Objective: Search the listing below for the string "arifmetik" and copy every line where it occurs.
------ Dataset
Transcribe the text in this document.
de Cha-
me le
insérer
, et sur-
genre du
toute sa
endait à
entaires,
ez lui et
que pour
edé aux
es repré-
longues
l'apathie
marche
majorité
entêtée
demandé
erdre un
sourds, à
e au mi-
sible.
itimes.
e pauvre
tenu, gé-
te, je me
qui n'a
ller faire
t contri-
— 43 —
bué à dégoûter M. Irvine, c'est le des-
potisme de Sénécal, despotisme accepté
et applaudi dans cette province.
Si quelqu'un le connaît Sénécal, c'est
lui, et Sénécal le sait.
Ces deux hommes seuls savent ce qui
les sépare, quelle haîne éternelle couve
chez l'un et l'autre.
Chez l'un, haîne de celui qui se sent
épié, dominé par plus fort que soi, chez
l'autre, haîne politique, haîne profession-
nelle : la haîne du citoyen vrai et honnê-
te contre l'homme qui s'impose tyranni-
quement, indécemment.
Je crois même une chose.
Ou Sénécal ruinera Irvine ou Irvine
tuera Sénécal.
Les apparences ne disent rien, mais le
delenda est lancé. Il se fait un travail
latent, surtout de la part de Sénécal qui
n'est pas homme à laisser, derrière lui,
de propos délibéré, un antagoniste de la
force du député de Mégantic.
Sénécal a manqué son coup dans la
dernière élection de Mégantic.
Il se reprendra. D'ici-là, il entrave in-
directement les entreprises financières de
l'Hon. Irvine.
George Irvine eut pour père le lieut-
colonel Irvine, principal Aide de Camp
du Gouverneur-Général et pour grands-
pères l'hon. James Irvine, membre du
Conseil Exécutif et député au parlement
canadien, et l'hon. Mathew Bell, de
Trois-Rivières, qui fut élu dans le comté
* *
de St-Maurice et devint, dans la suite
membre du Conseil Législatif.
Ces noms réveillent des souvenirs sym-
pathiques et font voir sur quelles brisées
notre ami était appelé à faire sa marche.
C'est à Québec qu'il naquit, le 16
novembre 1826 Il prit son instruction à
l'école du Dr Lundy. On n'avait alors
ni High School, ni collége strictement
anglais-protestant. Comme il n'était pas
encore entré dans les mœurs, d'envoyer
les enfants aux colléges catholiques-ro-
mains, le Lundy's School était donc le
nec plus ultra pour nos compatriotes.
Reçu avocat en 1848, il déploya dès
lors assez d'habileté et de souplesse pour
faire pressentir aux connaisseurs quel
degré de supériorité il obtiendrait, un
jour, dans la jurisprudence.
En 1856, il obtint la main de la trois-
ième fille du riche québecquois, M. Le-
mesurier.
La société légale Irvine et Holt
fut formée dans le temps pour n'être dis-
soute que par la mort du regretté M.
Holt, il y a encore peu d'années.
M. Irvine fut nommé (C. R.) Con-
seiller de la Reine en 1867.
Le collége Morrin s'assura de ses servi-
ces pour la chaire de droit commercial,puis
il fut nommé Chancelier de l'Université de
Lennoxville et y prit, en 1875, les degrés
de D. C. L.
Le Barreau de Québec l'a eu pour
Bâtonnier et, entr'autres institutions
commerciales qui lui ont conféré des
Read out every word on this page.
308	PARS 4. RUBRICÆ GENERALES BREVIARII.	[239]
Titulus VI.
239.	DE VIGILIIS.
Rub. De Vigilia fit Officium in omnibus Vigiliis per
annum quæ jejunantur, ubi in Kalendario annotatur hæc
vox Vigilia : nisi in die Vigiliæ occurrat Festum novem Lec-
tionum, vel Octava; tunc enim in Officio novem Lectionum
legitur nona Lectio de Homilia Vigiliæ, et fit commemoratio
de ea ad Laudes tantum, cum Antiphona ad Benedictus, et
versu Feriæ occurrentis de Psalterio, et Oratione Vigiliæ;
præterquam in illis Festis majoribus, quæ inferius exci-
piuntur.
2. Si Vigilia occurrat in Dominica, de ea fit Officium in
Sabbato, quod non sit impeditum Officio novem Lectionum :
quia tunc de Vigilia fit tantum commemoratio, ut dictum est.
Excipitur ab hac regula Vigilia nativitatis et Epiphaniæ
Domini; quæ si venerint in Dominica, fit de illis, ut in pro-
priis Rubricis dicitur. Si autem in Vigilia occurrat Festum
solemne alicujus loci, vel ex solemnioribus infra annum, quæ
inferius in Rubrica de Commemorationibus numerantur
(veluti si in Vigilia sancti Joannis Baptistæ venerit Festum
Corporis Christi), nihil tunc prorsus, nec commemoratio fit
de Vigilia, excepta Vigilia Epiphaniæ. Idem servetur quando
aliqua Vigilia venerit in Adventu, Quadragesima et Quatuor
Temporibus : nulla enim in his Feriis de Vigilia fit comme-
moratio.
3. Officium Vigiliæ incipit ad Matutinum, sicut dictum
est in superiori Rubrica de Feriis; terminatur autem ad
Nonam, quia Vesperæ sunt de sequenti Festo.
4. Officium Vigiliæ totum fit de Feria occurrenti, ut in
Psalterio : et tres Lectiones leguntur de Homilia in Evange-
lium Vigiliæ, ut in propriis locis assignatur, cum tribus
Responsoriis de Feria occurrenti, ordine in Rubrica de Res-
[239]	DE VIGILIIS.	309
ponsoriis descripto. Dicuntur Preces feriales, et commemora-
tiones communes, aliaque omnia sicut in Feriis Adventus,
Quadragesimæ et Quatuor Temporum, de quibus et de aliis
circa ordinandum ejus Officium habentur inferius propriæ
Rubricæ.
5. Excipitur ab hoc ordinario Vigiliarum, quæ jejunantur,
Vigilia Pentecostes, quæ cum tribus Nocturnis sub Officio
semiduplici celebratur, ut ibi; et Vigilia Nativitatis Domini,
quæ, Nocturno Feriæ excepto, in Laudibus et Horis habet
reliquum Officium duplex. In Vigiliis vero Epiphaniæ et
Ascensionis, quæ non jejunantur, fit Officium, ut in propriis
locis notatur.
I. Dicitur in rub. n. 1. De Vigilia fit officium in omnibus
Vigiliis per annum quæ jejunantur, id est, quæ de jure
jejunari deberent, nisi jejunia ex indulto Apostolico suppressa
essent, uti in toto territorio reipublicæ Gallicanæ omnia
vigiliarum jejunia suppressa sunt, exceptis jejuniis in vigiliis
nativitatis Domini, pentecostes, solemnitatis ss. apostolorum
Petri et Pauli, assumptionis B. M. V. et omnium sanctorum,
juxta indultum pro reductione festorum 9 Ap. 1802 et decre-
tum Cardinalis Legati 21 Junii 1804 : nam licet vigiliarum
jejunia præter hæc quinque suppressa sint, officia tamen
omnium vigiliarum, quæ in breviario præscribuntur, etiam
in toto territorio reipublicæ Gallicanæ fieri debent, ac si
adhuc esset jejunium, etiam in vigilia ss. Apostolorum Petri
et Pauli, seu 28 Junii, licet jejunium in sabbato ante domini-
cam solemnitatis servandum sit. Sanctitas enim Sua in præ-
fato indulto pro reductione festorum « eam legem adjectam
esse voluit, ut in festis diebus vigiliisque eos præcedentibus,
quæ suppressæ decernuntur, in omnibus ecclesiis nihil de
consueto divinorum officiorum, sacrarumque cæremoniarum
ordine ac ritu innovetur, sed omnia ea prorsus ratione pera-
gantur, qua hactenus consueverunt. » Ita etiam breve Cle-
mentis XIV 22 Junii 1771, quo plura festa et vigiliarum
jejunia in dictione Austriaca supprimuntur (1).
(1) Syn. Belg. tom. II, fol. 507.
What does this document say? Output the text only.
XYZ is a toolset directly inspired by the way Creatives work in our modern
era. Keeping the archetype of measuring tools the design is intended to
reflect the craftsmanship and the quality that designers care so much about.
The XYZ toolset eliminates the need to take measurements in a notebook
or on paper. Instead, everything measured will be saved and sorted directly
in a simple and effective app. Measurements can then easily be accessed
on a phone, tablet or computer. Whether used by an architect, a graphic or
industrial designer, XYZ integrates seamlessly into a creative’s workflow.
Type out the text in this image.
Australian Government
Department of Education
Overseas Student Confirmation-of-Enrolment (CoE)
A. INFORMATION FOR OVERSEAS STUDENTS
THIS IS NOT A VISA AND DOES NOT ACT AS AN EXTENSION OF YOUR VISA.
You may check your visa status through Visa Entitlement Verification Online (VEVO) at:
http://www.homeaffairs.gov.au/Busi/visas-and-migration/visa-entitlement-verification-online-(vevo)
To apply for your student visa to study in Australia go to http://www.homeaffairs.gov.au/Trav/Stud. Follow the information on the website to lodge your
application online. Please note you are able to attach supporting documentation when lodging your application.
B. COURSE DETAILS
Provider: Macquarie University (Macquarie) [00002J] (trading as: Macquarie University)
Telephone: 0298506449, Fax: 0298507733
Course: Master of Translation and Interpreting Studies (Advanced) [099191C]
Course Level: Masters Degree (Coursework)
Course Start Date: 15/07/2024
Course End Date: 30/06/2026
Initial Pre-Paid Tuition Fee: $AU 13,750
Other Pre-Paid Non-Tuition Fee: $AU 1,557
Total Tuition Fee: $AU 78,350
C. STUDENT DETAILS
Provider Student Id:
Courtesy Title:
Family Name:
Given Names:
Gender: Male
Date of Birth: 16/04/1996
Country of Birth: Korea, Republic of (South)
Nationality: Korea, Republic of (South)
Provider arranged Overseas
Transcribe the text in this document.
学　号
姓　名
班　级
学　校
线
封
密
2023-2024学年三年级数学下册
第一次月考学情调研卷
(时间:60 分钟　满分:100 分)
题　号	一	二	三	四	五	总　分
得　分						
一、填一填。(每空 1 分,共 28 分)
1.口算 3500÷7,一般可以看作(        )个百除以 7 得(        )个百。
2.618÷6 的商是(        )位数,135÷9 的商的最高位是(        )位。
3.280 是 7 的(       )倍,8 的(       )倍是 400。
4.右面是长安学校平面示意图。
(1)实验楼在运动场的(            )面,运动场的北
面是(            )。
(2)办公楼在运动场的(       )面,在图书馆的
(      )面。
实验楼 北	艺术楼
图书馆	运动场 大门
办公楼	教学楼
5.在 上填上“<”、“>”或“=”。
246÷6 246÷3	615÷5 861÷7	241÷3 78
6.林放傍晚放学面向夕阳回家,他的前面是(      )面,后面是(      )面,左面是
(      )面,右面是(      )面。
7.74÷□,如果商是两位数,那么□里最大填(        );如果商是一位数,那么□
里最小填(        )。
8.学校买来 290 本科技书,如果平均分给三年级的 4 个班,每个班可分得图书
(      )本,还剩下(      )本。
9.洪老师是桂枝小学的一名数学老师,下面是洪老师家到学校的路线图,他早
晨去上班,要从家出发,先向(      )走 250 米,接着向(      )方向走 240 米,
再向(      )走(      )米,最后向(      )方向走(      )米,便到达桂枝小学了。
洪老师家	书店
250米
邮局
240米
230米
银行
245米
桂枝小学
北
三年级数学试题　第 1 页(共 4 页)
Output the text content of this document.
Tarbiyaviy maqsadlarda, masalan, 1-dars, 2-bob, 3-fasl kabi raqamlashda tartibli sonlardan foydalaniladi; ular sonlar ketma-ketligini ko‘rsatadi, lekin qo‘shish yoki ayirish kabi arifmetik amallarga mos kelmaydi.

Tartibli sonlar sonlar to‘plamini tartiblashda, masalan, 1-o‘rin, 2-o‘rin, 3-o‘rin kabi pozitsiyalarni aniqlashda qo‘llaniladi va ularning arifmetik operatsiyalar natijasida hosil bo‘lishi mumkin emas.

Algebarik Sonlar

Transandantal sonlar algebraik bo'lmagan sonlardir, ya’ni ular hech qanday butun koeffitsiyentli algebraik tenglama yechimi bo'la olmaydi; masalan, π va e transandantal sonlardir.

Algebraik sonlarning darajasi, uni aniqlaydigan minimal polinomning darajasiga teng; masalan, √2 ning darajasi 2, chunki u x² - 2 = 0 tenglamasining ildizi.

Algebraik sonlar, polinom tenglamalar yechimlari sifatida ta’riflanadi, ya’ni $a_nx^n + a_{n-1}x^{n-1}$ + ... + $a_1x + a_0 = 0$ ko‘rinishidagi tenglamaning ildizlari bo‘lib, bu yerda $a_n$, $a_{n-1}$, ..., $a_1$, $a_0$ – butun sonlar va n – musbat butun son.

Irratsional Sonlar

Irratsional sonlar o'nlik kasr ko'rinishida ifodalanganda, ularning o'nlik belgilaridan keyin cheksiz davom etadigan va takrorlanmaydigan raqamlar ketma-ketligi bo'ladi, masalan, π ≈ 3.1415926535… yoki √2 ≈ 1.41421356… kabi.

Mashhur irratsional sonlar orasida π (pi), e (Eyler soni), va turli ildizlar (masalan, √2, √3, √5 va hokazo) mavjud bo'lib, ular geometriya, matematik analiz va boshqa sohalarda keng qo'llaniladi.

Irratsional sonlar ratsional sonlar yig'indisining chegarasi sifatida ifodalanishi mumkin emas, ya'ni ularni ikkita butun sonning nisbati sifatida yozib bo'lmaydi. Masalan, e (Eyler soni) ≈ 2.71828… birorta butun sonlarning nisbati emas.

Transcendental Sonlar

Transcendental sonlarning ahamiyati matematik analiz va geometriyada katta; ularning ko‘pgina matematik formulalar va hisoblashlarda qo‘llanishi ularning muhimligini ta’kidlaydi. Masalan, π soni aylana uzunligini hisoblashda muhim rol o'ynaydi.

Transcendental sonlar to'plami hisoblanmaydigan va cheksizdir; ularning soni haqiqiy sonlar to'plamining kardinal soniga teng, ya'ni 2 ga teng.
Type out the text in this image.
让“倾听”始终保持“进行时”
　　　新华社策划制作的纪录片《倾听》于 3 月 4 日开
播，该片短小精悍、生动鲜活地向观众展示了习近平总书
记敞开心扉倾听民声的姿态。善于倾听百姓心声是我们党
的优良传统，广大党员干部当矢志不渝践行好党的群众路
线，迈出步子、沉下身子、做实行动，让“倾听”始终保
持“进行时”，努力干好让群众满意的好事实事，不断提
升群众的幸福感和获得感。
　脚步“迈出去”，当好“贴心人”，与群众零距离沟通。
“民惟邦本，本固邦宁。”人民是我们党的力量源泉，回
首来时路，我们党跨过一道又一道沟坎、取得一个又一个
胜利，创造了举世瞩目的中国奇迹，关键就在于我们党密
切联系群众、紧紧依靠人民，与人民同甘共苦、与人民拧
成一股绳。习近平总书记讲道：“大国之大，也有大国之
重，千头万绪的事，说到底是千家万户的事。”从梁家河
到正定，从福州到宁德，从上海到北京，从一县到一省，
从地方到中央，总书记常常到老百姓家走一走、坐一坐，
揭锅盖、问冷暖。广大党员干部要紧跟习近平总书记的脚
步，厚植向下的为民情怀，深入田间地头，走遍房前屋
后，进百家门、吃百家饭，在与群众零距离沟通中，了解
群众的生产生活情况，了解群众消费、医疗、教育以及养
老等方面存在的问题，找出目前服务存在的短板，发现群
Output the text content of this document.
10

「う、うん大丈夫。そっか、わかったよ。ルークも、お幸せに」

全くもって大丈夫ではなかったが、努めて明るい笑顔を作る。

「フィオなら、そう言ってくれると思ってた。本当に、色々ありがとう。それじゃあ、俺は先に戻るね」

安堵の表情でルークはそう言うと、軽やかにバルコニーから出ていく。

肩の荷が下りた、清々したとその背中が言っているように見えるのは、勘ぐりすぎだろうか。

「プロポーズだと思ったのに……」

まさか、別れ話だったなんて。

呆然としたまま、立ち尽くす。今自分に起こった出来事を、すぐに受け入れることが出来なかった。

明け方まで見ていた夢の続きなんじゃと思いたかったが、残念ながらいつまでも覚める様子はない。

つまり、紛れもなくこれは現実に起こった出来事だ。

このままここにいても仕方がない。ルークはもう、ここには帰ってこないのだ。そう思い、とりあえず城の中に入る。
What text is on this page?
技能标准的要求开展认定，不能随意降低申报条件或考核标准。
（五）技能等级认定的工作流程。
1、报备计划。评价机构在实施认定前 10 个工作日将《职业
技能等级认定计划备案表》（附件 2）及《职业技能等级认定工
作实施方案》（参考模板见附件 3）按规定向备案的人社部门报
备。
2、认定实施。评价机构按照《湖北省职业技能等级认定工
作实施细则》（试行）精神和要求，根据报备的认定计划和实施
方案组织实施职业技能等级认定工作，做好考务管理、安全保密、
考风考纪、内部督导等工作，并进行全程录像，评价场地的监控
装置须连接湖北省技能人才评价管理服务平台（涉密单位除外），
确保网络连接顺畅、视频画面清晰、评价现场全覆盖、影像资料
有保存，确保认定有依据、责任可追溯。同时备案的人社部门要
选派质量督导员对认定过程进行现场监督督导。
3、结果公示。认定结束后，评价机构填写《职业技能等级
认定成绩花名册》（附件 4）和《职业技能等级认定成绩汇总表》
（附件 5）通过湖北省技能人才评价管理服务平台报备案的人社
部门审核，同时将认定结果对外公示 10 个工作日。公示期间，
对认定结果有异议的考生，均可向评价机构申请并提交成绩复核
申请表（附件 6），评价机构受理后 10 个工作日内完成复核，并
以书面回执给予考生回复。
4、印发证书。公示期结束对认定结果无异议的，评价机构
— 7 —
------------
Answer to the exercise:
Tarbiyaviy maqsadlarda, masalan, 1-dars, 2-bob, 3-fasl kabi raqamlashda tartibli sonlardan foydalaniladi; ular sonlar ketma-ketligini ko‘rsatadi, lekin qo‘shish yoki ayirish kabi arifmetik amallarga mos kelmaydi.
Tartibli sonlar sonlar to‘plamini tartiblashda, masalan, 1-o‘rin, 2-o‘rin, 3-o‘rin kabi pozitsiyalarni aniqlashda qo‘llaniladi va ularning arifmetik operatsiyalar natijasida hosil bo‘lishi mumkin emas.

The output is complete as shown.